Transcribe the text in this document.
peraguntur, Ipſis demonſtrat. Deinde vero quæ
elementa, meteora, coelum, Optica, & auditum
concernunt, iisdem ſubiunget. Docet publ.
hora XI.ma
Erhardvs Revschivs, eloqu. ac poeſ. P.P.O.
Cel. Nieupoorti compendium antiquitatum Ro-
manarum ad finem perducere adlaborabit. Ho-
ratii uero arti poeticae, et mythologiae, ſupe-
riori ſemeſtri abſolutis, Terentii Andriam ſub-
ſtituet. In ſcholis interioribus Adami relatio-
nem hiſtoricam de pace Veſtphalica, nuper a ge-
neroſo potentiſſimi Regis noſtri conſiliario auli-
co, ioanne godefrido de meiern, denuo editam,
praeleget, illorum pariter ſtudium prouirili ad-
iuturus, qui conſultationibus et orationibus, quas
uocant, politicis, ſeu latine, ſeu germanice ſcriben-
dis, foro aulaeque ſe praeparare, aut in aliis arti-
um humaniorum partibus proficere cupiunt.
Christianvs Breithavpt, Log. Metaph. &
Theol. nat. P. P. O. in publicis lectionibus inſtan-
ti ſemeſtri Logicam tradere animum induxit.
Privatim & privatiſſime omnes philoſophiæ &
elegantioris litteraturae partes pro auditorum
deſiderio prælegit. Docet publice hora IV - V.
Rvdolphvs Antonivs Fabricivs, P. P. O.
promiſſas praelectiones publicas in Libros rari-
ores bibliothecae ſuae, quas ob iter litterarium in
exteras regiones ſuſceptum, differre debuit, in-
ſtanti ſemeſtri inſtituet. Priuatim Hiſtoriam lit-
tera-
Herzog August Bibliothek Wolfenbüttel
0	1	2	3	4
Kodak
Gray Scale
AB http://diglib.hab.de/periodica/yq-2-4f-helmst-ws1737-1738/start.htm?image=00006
* * *
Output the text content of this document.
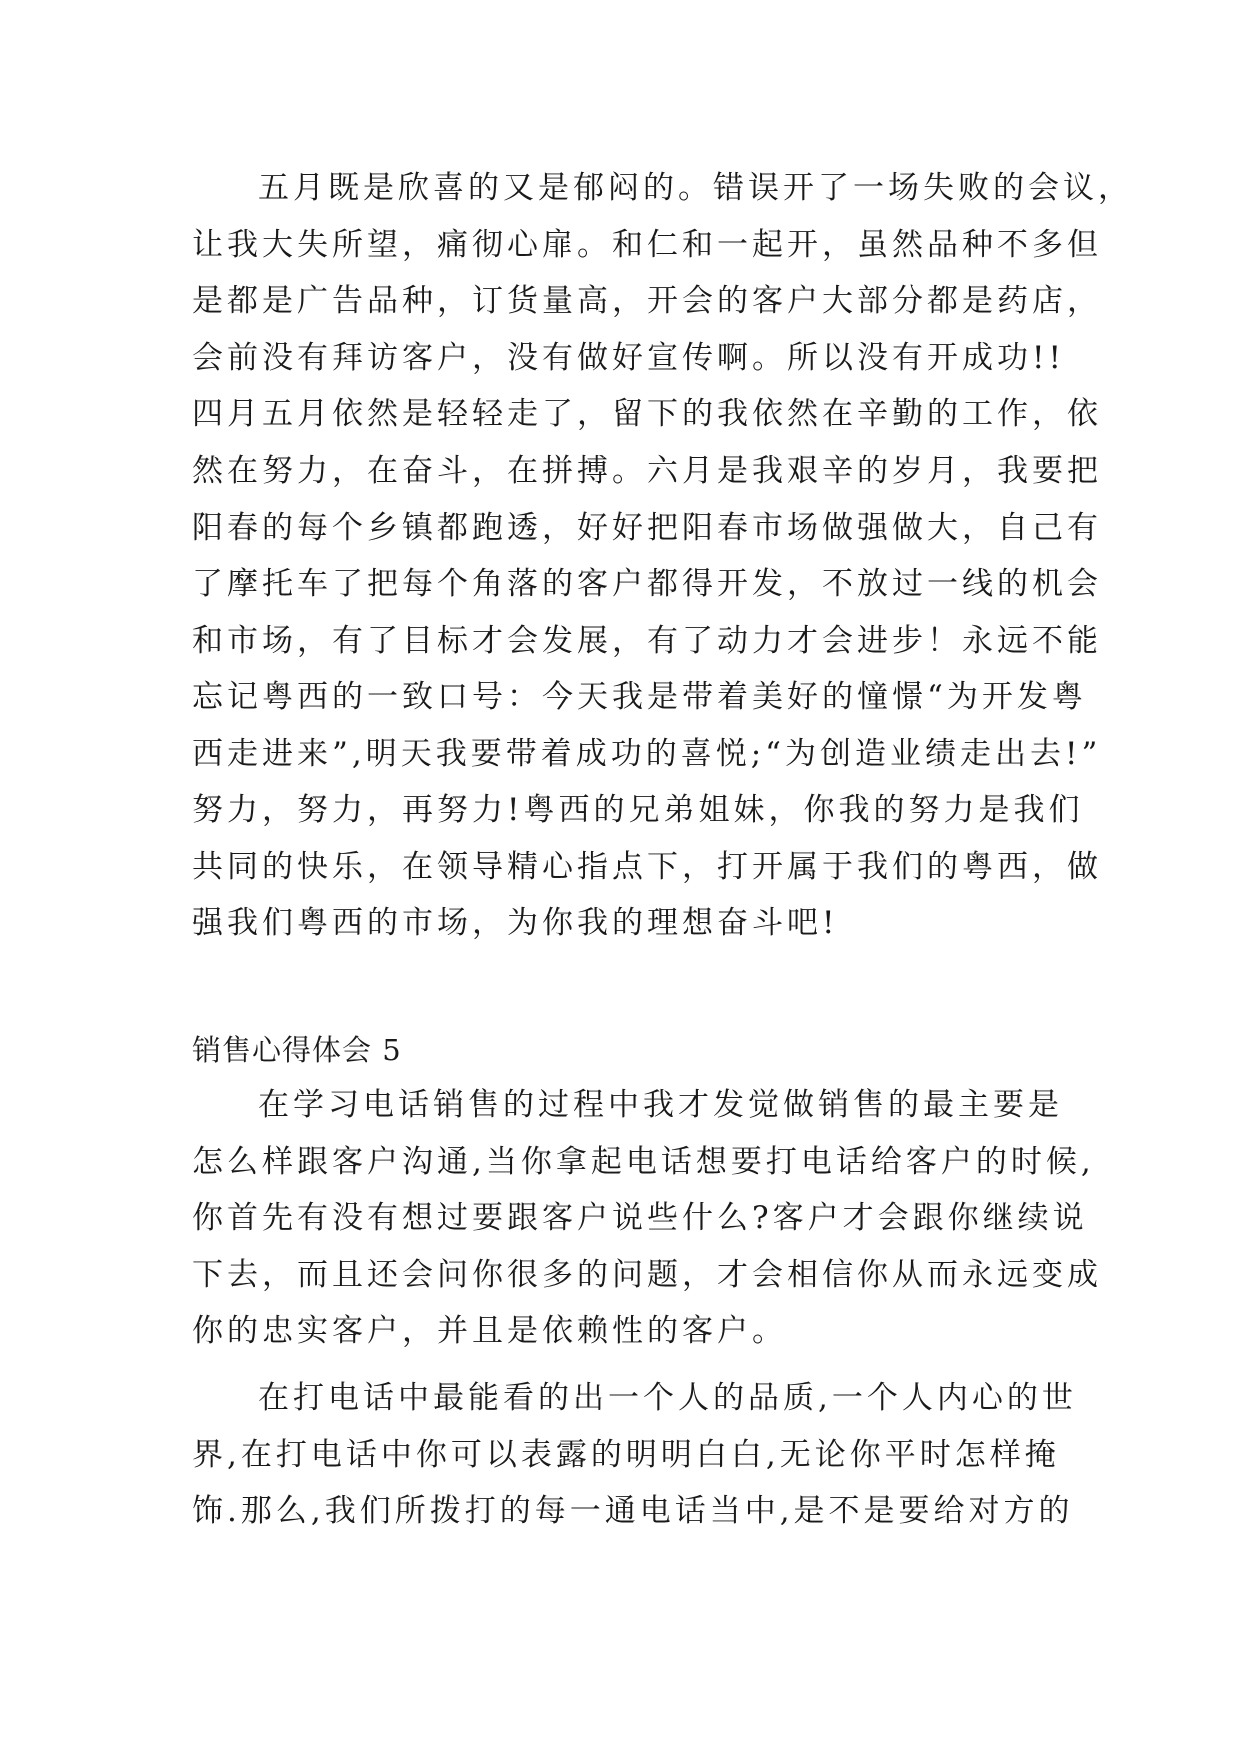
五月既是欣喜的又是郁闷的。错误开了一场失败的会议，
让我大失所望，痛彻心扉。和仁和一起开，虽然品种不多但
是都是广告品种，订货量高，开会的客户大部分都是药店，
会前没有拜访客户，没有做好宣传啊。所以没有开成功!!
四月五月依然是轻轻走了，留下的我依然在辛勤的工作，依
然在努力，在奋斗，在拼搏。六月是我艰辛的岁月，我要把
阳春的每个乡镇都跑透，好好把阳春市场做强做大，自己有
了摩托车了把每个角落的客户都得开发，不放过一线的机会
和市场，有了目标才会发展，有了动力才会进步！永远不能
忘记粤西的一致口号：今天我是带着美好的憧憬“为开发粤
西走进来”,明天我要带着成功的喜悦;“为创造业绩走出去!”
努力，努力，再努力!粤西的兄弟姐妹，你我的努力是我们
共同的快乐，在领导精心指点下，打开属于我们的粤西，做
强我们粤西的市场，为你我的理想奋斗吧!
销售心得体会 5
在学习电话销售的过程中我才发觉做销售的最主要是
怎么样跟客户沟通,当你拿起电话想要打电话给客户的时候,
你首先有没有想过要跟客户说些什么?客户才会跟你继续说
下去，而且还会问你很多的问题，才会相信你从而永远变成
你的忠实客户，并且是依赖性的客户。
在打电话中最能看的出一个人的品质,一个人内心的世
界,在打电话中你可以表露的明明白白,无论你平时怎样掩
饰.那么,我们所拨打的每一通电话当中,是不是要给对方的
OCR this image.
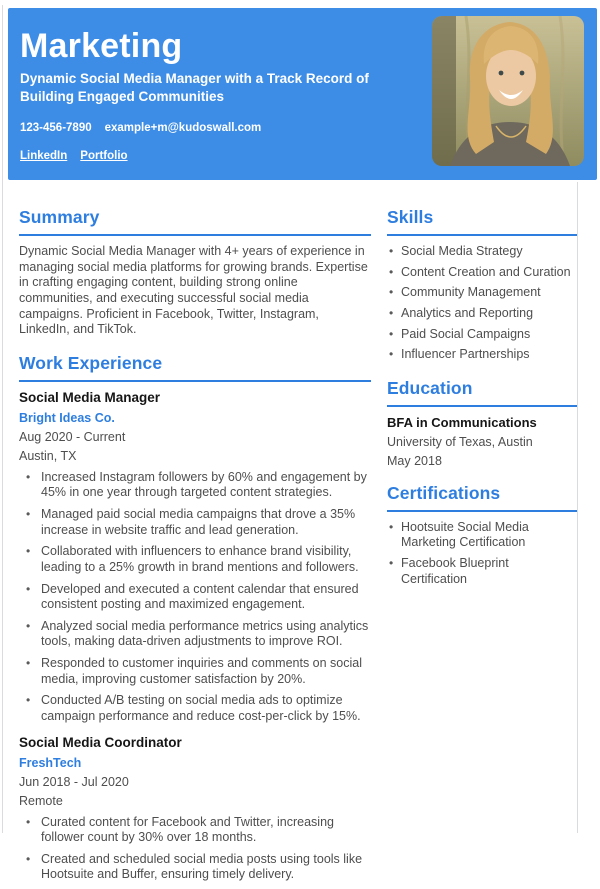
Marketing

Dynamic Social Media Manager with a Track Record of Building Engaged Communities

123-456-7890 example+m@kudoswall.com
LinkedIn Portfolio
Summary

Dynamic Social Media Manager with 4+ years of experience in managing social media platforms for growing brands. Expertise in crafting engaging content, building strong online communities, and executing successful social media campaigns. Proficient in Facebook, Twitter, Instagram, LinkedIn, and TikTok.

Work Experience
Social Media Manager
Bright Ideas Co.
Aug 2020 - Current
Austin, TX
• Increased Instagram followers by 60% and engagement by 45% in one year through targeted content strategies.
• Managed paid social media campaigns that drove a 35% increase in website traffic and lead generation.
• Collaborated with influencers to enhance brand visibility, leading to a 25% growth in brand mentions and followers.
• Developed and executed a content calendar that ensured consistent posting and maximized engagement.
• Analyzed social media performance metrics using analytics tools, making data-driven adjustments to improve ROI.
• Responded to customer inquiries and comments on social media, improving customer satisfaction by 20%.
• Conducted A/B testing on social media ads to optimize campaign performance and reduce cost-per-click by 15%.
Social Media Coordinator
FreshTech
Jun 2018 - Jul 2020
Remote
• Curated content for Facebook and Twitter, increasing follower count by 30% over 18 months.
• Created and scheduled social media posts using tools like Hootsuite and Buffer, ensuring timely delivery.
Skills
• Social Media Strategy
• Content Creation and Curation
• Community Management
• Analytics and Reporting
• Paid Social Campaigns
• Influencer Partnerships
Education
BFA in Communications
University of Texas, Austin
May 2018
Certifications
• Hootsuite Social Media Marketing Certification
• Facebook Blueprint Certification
* * *
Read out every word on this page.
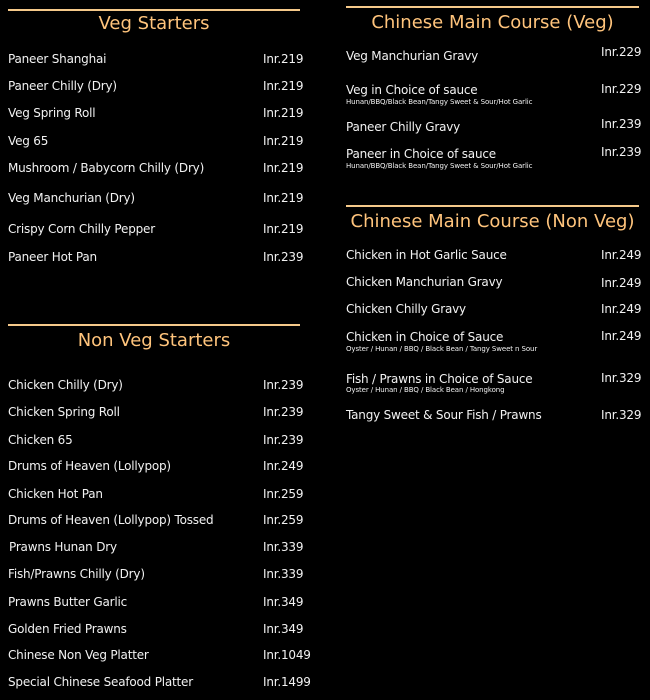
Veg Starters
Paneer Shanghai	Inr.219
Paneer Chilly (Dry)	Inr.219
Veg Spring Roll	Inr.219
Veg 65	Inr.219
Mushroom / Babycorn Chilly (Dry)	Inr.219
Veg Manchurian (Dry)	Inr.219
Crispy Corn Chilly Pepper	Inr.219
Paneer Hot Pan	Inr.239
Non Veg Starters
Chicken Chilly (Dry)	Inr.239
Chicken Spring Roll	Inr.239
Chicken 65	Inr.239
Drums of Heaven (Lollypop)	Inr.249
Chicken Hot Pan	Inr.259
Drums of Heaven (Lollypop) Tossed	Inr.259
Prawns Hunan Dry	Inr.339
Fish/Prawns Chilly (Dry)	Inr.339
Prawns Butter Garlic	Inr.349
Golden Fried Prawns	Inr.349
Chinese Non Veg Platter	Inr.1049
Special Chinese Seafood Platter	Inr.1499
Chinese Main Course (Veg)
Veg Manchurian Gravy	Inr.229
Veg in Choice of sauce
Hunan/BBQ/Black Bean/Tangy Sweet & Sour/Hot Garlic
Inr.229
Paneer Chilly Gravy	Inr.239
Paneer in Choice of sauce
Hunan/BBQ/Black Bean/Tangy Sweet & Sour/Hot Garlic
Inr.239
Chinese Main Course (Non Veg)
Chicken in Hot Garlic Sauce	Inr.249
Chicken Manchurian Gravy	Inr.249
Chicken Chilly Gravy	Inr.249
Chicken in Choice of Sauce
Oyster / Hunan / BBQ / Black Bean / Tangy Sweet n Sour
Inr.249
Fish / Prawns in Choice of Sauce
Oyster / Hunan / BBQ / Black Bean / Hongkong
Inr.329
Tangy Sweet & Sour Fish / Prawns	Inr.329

* Problem details
Gather every line containing the word "text" and copy it.

* Answer to this task
Transcribe the text in this document.
Output the text content of this document.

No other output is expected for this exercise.